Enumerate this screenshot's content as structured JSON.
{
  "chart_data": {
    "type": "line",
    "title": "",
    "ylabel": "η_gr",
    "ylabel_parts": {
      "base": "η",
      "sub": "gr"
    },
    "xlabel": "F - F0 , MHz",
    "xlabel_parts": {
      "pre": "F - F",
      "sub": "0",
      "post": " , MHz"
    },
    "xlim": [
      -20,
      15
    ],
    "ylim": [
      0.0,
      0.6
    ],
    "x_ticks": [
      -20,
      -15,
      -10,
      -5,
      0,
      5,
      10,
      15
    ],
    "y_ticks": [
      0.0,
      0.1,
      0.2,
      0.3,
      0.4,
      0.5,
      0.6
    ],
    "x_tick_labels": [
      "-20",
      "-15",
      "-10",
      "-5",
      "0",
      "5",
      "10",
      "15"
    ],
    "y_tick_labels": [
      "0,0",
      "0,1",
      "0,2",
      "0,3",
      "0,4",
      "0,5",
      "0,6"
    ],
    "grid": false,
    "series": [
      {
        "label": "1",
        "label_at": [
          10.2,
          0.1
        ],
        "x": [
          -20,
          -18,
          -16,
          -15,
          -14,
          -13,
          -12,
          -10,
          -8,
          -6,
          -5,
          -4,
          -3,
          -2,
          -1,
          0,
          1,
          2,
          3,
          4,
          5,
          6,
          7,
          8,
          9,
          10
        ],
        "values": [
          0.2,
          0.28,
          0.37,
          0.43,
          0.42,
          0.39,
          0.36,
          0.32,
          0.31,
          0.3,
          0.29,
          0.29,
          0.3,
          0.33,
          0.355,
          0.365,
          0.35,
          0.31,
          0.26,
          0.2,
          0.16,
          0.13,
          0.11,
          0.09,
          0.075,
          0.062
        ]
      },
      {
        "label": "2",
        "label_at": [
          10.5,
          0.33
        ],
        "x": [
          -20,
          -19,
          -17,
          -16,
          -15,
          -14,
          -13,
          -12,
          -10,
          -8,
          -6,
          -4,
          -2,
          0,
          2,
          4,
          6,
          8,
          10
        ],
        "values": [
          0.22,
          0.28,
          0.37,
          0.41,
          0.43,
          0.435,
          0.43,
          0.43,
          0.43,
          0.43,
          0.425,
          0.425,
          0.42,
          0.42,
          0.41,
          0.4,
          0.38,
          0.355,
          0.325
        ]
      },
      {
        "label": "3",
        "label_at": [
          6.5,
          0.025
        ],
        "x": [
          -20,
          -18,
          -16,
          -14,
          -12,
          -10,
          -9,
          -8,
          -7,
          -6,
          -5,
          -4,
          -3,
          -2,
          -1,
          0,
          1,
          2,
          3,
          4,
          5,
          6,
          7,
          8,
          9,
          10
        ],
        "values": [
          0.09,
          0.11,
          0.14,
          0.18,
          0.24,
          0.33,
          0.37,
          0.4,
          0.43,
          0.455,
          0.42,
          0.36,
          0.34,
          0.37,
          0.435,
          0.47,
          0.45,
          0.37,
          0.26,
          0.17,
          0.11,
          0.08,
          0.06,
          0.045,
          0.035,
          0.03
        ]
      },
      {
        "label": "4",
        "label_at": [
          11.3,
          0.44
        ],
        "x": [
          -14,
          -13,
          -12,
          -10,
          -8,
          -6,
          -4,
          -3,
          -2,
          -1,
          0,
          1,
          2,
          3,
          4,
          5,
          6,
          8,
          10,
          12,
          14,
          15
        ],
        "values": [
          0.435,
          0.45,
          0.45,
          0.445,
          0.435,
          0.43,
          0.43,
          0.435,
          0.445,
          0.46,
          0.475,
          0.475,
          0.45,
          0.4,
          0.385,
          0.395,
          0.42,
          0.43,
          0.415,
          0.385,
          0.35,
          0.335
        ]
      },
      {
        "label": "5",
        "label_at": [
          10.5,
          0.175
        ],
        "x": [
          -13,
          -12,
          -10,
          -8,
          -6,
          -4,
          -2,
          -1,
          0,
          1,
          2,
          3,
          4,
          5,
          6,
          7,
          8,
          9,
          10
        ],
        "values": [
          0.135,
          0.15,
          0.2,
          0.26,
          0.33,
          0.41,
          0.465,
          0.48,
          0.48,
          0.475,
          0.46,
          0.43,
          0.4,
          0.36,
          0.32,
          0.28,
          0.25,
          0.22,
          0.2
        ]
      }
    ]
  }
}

(Written exercise):
Transcribe every line of the data, exactly as it stands.

(Answer for the task):
Enumerate this screenshot's content as structured JSON.
{
  "chart_data": {
    "type": "line",
    "title": "",
    "ylabel": "η_gr",
    "ylabel_parts": {
      "base": "η",
      "sub": "gr"
    },
    "xlabel": "F - F0 , MHz",
    "xlabel_parts": {
      "pre": "F - F",
      "sub": "0",
      "post": " , MHz"
    },
    "xlim": [
      -20,
      15
    ],
    "ylim": [
      0.0,
      0.6
    ],
    "x_ticks": [
      -20,
      -15,
      -10,
      -5,
      0,
      5,
      10,
      15
    ],
    "y_ticks": [
      0.0,
      0.1,
      0.2,
      0.3,
      0.4,
      0.5,
      0.6
    ],
    "x_tick_labels": [
      "-20",
      "-15",
      "-10",
      "-5",
      "0",
      "5",
      "10",
      "15"
    ],
    "y_tick_labels": [
      "0,0",
      "0,1",
      "0,2",
      "0,3",
      "0,4",
      "0,5",
      "0,6"
    ],
    "grid": false,
    "series": [
      {
        "label": "1",
        "label_at": [
          10.2,
          0.1
        ],
        "x": [
          -20,
          -18,
          -16,
          -15,
          -14,
          -13,
          -12,
          -10,
          -8,
          -6,
          -5,
          -4,
          -3,
          -2,
          -1,
          0,
          1,
          2,
          3,
          4,
          5,
          6,
          7,
          8,
          9,
          10
        ],
        "values": [
          0.2,
          0.28,
          0.37,
          0.43,
          0.42,
          0.39,
          0.36,
          0.32,
          0.31,
          0.3,
          0.29,
          0.29,
          0.3,
          0.33,
          0.355,
          0.365,
          0.35,
          0.31,
          0.26,
          0.2,
          0.16,
          0.13,
          0.11,
          0.09,
          0.075,
          0.062
        ]
      },
      {
        "label": "2",
        "label_at": [
          10.5,
          0.33
        ],
        "x": [
          -20,
          -19,
          -17,
          -16,
          -15,
          -14,
          -13,
          -12,
          -10,
          -8,
          -6,
          -4,
          -2,
          0,
          2,
          4,
          6,
          8,
          10
        ],
        "values": [
          0.22,
          0.28,
          0.37,
          0.41,
          0.43,
          0.435,
          0.43,
          0.43,
          0.43,
          0.43,
          0.425,
          0.425,
          0.42,
          0.42,
          0.41,
          0.4,
          0.38,
          0.355,
          0.325
        ]
      },
      {
        "label": "3",
        "label_at": [
          6.5,
          0.025
        ],
        "x": [
          -20,
          -18,
          -16,
          -14,
          -12,
          -10,
          -9,
          -8,
          -7,
          -6,
          -5,
          -4,
          -3,
          -2,
          -1,
          0,
          1,
          2,
          3,
          4,
          5,
          6,
          7,
          8,
          9,
          10
        ],
        "values": [
          0.09,
          0.11,
          0.14,
          0.18,
          0.24,
          0.33,
          0.37,
          0.4,
          0.43,
          0.455,
          0.42,
          0.36,
          0.34,
          0.37,
          0.435,
          0.47,
          0.45,
          0.37,
          0.26,
          0.17,
          0.11,
          0.08,
          0.06,
          0.045,
          0.035,
          0.03
        ]
      },
      {
        "label": "4",
        "label_at": [
          11.3,
          0.44
        ],
        "x": [
          -14,
          -13,
          -12,
          -10,
          -8,
          -6,
          -4,
          -3,
          -2,
          -1,
          0,
          1,
          2,
          3,
          4,
          5,
          6,
          8,
          10,
          12,
          14,
          15
        ],
        "values": [
          0.435,
          0.45,
          0.45,
          0.445,
          0.435,
          0.43,
          0.43,
          0.435,
          0.445,
          0.46,
          0.475,
          0.475,
          0.45,
          0.4,
          0.385,
          0.395,
          0.42,
          0.43,
          0.415,
          0.385,
          0.35,
          0.335
        ]
      },
      {
        "label": "5",
        "label_at": [
          10.5,
          0.175
        ],
        "x": [
          -13,
          -12,
          -10,
          -8,
          -6,
          -4,
          -2,
          -1,
          0,
          1,
          2,
          3,
          4,
          5,
          6,
          7,
          8,
          9,
          10
        ],
        "values": [
          0.135,
          0.15,
          0.2,
          0.26,
          0.33,
          0.41,
          0.465,
          0.48,
          0.48,
          0.475,
          0.46,
          0.43,
          0.4,
          0.36,
          0.32,
          0.28,
          0.25,
          0.22,
          0.2
        ]
      }
    ]
  }
}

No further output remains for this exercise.